→ To do:
Copy out each line that mentions the word "KUAT".
##### Information given #####
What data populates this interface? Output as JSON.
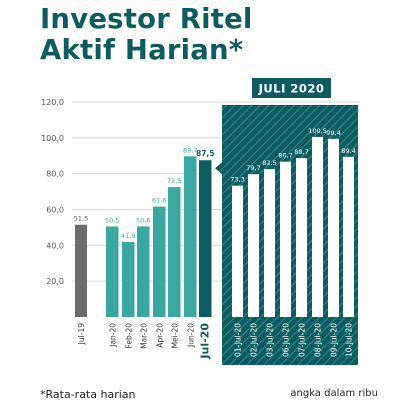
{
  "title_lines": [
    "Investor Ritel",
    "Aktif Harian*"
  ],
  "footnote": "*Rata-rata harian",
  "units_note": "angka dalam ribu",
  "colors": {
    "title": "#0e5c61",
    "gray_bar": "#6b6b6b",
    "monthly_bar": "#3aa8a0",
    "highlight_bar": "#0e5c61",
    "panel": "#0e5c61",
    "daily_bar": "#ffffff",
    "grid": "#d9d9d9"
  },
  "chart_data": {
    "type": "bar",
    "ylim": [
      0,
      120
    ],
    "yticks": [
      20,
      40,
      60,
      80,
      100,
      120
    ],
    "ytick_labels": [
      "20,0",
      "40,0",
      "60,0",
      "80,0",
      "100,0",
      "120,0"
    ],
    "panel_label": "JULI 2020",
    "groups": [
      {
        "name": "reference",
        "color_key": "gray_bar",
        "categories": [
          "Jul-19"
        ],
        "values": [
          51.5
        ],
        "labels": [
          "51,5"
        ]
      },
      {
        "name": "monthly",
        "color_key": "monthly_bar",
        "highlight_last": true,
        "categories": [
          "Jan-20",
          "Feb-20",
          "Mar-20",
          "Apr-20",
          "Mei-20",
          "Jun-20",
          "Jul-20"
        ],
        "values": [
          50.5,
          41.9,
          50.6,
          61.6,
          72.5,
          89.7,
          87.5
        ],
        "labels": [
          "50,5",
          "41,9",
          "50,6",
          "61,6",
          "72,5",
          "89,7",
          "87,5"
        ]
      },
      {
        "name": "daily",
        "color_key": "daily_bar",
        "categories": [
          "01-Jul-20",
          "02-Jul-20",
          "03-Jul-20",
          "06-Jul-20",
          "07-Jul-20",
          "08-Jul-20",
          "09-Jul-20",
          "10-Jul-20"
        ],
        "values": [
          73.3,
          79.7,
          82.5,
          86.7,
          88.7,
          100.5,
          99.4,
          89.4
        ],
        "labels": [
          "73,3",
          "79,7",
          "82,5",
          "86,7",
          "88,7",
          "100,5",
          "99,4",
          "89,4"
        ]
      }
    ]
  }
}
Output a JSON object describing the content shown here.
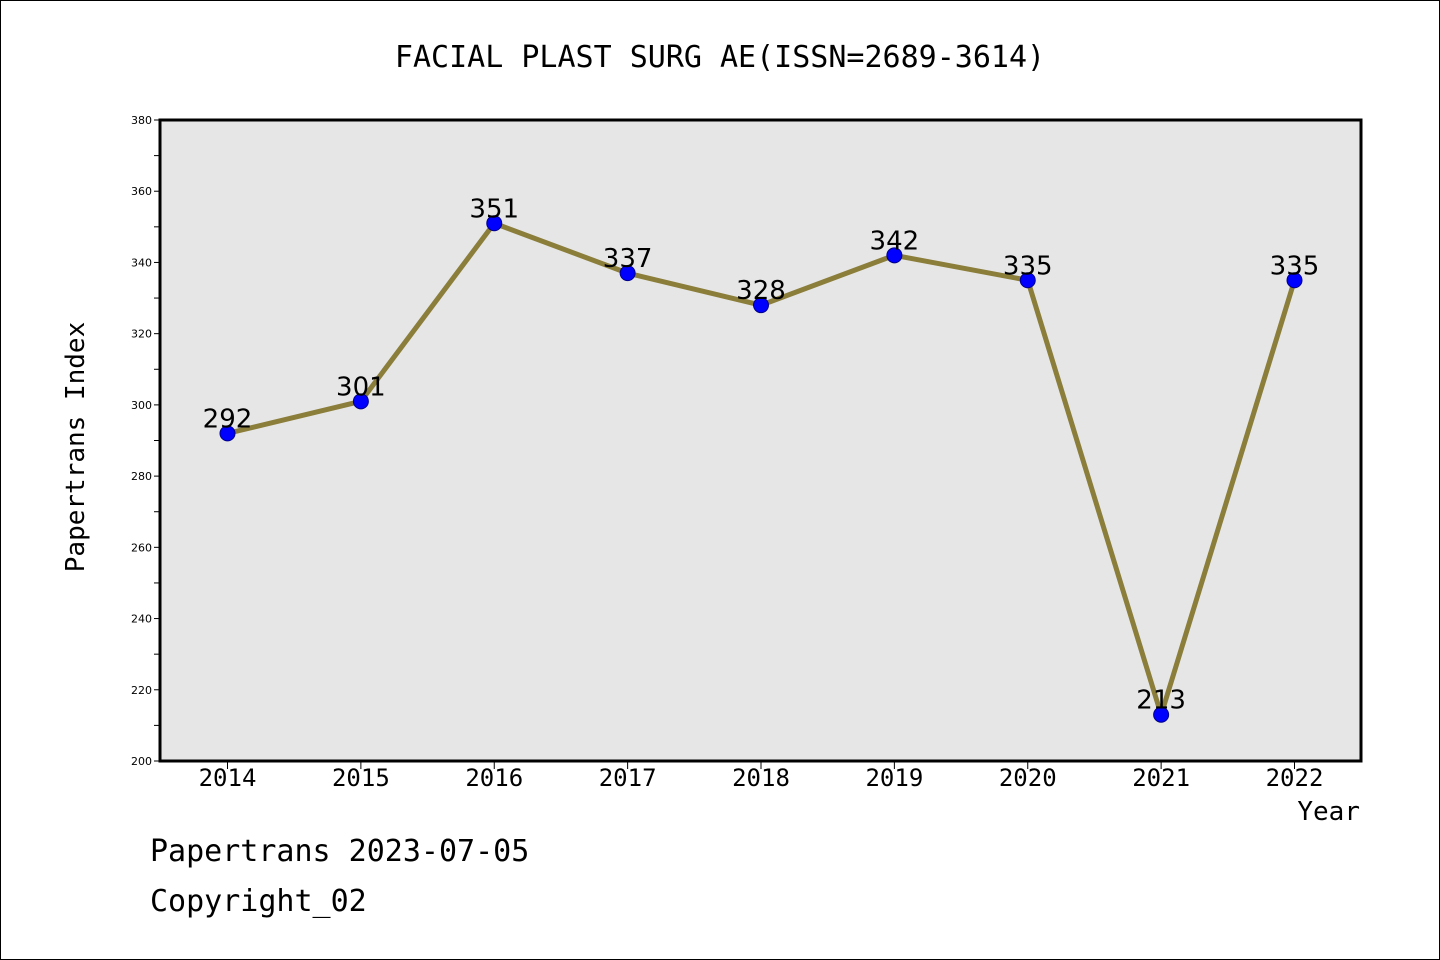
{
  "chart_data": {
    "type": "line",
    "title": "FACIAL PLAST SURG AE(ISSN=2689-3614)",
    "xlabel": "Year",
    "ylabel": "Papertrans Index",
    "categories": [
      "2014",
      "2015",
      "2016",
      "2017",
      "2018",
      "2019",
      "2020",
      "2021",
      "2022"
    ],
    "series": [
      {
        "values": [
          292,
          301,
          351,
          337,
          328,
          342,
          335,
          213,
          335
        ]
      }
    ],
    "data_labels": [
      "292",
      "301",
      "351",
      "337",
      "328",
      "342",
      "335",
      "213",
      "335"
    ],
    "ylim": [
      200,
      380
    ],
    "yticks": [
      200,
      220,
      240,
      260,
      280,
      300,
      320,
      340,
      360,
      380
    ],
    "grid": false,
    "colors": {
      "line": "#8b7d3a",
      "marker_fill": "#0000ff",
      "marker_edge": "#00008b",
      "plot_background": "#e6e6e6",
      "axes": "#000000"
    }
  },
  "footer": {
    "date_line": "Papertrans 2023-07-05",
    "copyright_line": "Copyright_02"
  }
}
#####
##### Information given #####
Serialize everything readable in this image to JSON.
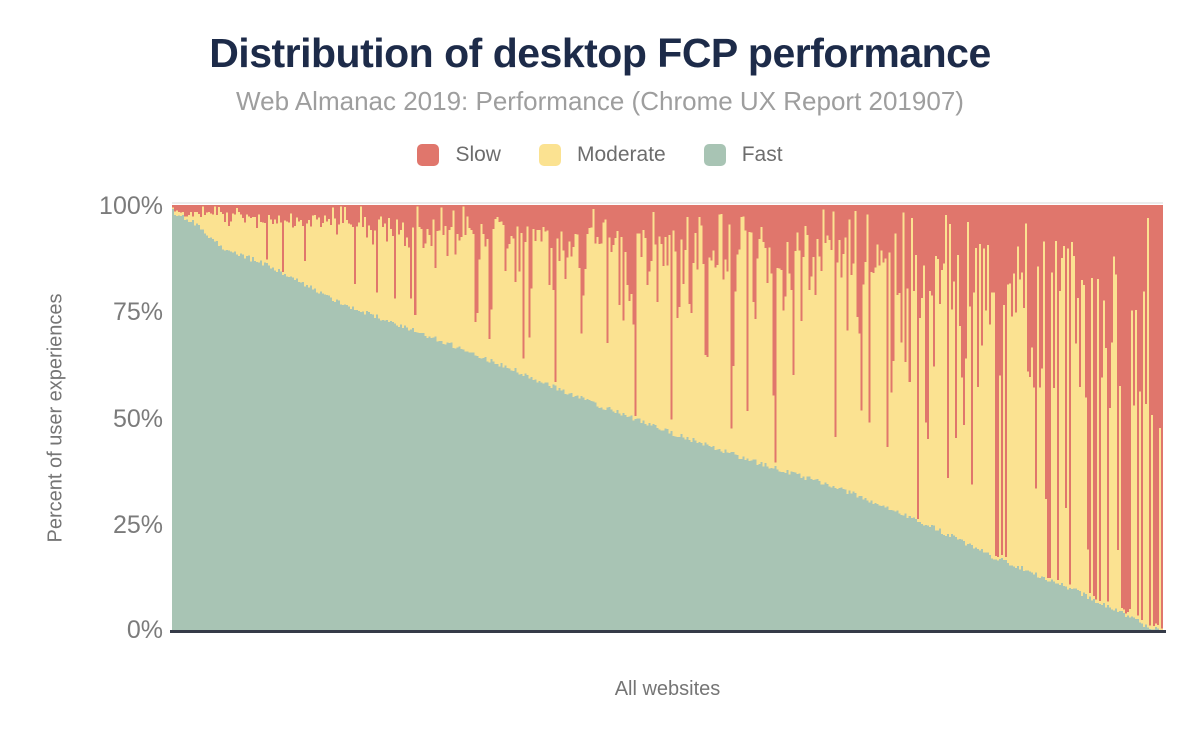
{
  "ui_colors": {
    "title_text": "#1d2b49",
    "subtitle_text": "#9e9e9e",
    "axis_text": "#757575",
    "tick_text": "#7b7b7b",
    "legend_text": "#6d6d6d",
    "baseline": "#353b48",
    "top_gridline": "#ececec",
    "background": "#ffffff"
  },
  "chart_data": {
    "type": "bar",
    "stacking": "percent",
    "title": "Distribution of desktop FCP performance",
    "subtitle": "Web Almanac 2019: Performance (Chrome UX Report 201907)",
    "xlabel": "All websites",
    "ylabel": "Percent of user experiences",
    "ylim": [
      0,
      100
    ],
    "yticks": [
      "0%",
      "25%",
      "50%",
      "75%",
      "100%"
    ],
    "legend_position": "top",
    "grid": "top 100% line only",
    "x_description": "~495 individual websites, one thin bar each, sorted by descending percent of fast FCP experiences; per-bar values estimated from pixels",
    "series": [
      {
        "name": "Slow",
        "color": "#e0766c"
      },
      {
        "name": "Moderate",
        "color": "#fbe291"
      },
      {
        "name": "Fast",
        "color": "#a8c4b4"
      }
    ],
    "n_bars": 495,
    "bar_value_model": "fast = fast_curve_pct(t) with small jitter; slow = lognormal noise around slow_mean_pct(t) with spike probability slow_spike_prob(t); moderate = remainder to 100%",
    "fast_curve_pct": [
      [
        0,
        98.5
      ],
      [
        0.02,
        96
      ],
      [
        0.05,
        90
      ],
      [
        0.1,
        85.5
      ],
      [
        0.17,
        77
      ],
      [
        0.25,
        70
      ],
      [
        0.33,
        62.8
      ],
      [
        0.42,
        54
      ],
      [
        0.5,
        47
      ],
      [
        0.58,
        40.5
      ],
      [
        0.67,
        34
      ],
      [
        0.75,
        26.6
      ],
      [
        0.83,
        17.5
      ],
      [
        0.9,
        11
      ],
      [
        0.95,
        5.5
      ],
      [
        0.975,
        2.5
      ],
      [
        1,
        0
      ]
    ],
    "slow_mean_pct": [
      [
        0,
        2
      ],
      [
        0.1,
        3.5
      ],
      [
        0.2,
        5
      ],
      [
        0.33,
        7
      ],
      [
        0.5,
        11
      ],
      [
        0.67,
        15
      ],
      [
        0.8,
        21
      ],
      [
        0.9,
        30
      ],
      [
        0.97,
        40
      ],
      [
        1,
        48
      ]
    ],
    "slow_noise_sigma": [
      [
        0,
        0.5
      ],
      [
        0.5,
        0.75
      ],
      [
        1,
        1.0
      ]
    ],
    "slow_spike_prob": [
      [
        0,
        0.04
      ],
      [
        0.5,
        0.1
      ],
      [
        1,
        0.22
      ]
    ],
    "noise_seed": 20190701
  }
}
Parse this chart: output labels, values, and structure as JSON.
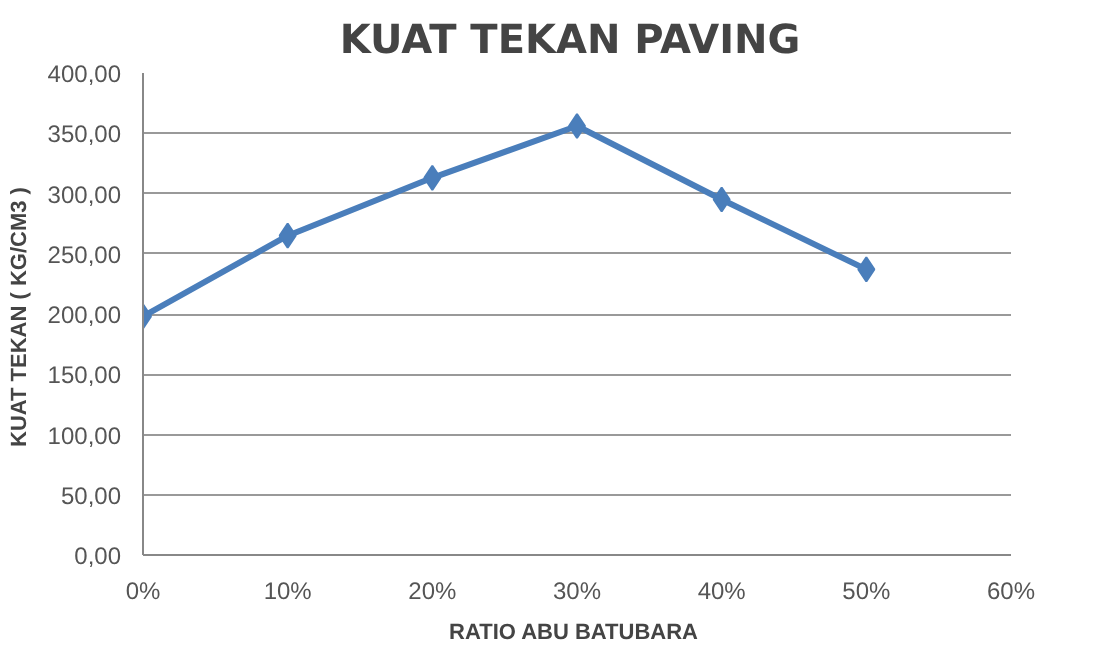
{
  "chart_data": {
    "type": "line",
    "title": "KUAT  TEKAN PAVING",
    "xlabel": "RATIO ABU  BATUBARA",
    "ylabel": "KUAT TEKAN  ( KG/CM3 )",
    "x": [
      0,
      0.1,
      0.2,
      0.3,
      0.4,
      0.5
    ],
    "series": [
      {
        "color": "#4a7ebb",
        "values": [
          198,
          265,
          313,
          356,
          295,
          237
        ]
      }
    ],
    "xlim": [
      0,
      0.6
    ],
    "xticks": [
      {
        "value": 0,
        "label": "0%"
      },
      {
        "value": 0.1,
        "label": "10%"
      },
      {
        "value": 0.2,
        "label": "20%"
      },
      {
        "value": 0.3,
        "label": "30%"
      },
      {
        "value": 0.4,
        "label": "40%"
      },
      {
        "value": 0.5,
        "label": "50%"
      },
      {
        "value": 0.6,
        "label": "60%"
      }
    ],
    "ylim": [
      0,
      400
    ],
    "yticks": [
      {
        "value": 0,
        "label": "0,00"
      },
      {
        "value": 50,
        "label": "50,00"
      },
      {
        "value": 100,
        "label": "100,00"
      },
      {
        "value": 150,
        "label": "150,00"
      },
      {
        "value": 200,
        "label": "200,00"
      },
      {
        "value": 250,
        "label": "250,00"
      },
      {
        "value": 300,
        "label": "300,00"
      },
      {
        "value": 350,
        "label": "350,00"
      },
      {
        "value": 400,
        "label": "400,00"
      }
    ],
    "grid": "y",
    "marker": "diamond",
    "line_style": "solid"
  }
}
#####
→ Output for this exercise:
    "title": "KUAT  TEKAN PAVING",
    "ylabel": "KUAT TEKAN  ( KG/CM3 )",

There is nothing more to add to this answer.